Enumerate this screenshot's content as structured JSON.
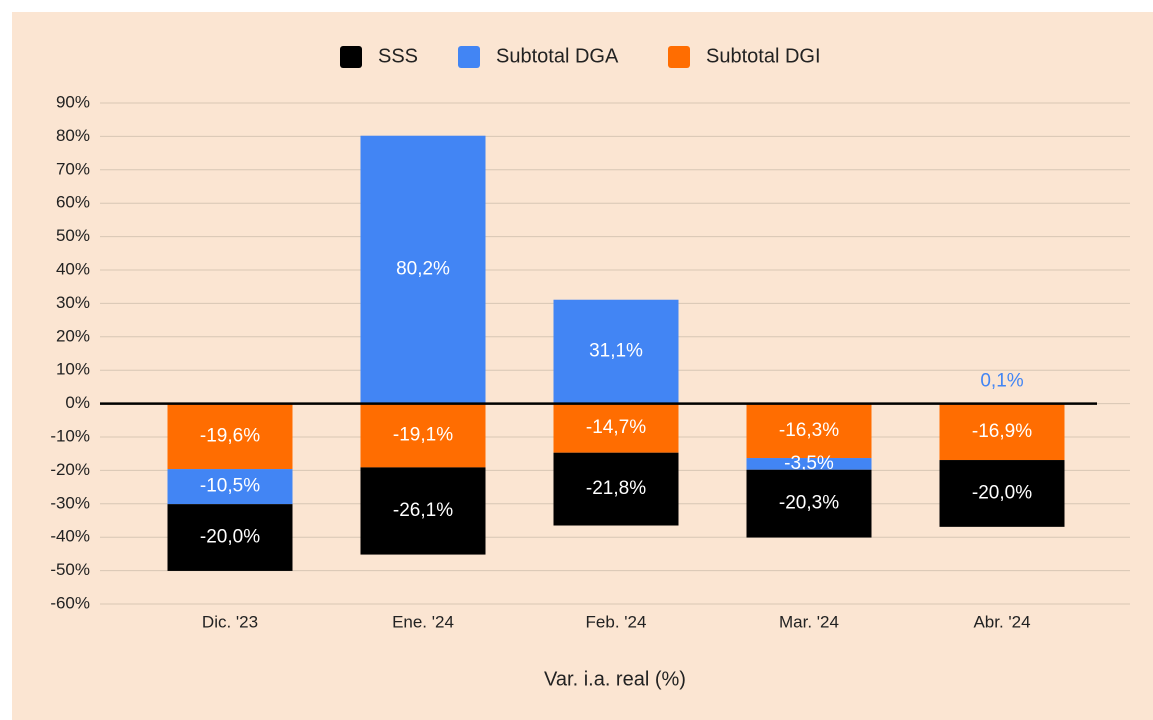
{
  "chart_data": {
    "type": "stacked_bar",
    "categories": [
      "Dic. '23",
      "Ene. '24",
      "Feb. '24",
      "Mar. '24",
      "Abr. '24"
    ],
    "series": [
      {
        "name": "SSS",
        "color": "#000000",
        "values": [
          -20.0,
          -26.1,
          -21.8,
          -20.3,
          -20.0
        ],
        "value_labels": [
          "-20,0%",
          "-26,1%",
          "-21,8%",
          "-20,3%",
          "-20,0%"
        ]
      },
      {
        "name": "Subtotal DGA",
        "color": "#4285f4",
        "values": [
          -10.5,
          80.2,
          31.1,
          -3.5,
          0.1
        ],
        "value_labels": [
          "-10,5%",
          "80,2%",
          "31,1%",
          "-3,5%",
          "0,1%"
        ]
      },
      {
        "name": "Subtotal DGI",
        "color": "#ff6d01",
        "values": [
          -19.6,
          -19.1,
          -14.7,
          -16.3,
          -16.9
        ],
        "value_labels": [
          "-19,6%",
          "-19,1%",
          "-14,7%",
          "-16,3%",
          "-16,9%"
        ]
      }
    ],
    "xlabel": "Var. i.a. real (%)",
    "ylim": [
      -60,
      90
    ],
    "yticks": [
      {
        "value": -60,
        "label": "-60%"
      },
      {
        "value": -50,
        "label": "-50%"
      },
      {
        "value": -40,
        "label": "-40%"
      },
      {
        "value": -30,
        "label": "-30%"
      },
      {
        "value": -20,
        "label": "-20%"
      },
      {
        "value": -10,
        "label": "-10%"
      },
      {
        "value": 0,
        "label": "0%"
      },
      {
        "value": 10,
        "label": "10%"
      },
      {
        "value": 20,
        "label": "20%"
      },
      {
        "value": 30,
        "label": "30%"
      },
      {
        "value": 40,
        "label": "40%"
      },
      {
        "value": 50,
        "label": "50%"
      },
      {
        "value": 60,
        "label": "60%"
      },
      {
        "value": 70,
        "label": "70%"
      },
      {
        "value": 80,
        "label": "80%"
      },
      {
        "value": 90,
        "label": "90%"
      }
    ],
    "grid": true,
    "legend": "top"
  }
}
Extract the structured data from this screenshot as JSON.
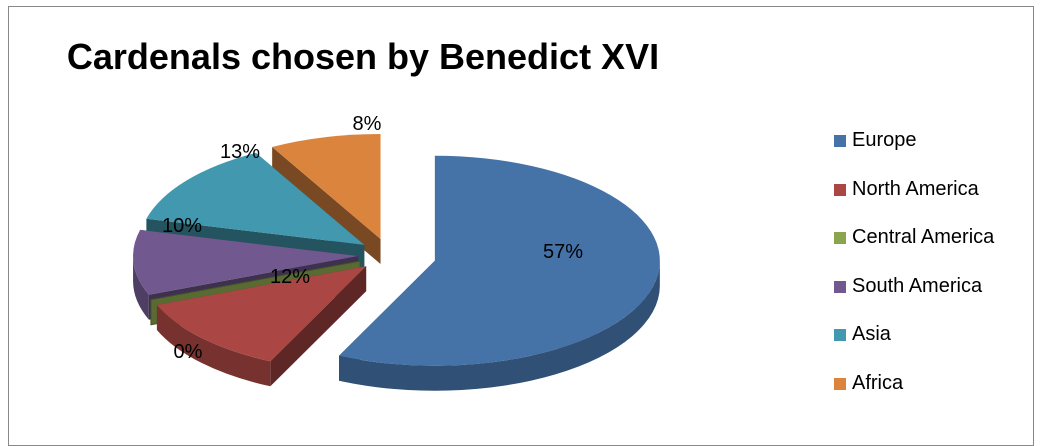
{
  "chart_data": {
    "type": "pie",
    "title": "Cardenals chosen by Benedict XVI",
    "categories": [
      "Europe",
      "North America",
      "Central America",
      "South America",
      "Asia",
      "Africa"
    ],
    "values": [
      57,
      12,
      0,
      10,
      13,
      8
    ],
    "value_labels": [
      "57%",
      "12%",
      "0%",
      "10%",
      "13%",
      "8%"
    ],
    "colors": [
      "#4572A7",
      "#AA4643",
      "#89A54E",
      "#71588F",
      "#4198AF",
      "#DB843D"
    ],
    "style": "3d-exploded",
    "legend_position": "right"
  }
}
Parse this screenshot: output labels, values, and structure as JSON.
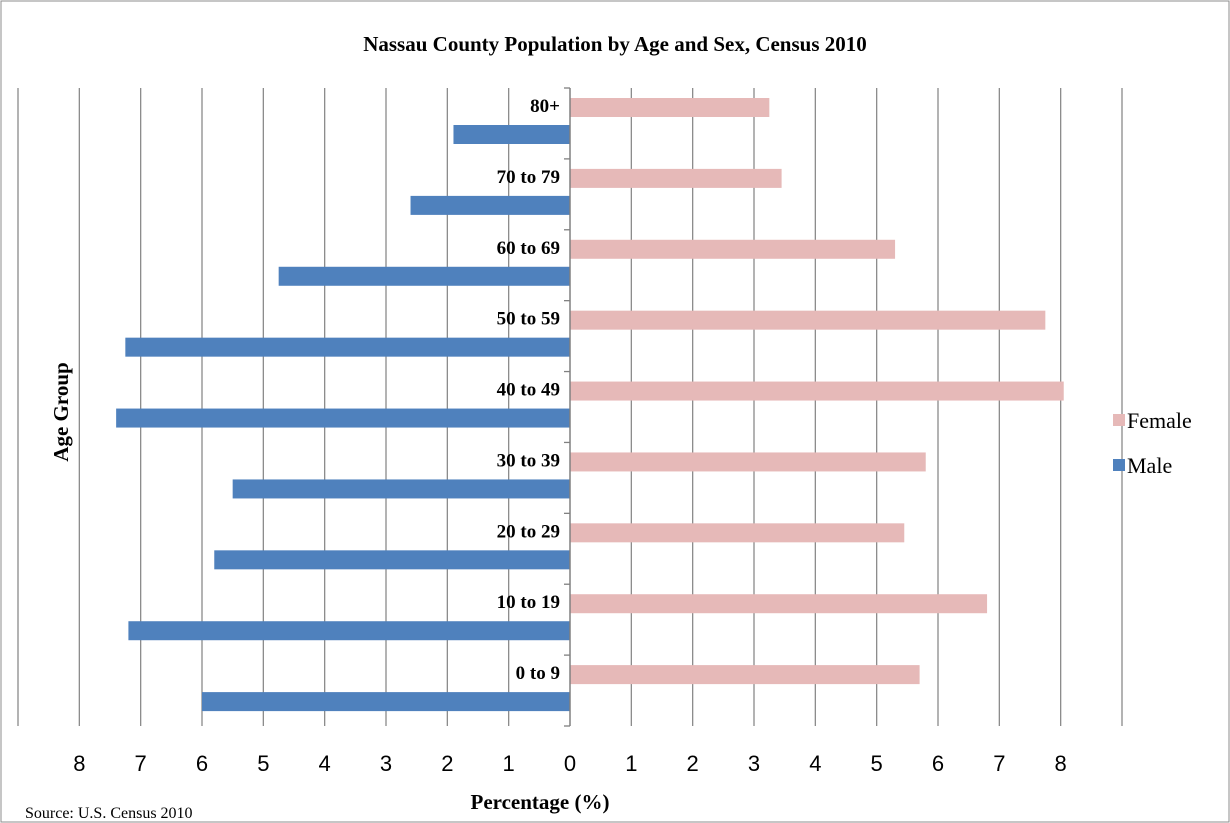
{
  "chart_data": {
    "type": "bar",
    "orientation": "horizontal",
    "title": "Nassau County Population by Age and Sex, Census 2010",
    "xlabel": "Percentage (%)",
    "ylabel": "Age Group",
    "source": "Source: U.S. Census 2010",
    "categories": [
      "0 to 9",
      "10 to 19",
      "20 to 29",
      "30 to 39",
      "40 to 49",
      "50 to 59",
      "60 to 69",
      "70 to 79",
      "80+"
    ],
    "series": [
      {
        "name": "Female",
        "color": "#E6B9B8",
        "values": [
          5.7,
          6.8,
          5.45,
          5.8,
          8.05,
          7.75,
          5.3,
          3.45,
          3.25
        ]
      },
      {
        "name": "Male",
        "color": "#4F81BD",
        "values": [
          6.0,
          7.2,
          5.8,
          5.5,
          7.4,
          7.25,
          4.75,
          2.6,
          1.9
        ]
      }
    ],
    "xlim": [
      -9,
      9
    ],
    "x_ticks": [
      -8,
      -7,
      -6,
      -5,
      -4,
      -3,
      -2,
      -1,
      0,
      1,
      2,
      3,
      4,
      5,
      6,
      7,
      8
    ],
    "x_tick_labels": [
      "8",
      "7",
      "6",
      "5",
      "4",
      "3",
      "2",
      "1",
      "0",
      "1",
      "2",
      "3",
      "4",
      "5",
      "6",
      "7",
      "8"
    ],
    "grid": true,
    "legend": "right"
  }
}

--- SET PROBLEM ---
Each line that has the word "screenshot" counts once. How many such lines are in the data? Give the number alone.

--- THE COMPLETED TASK ---
3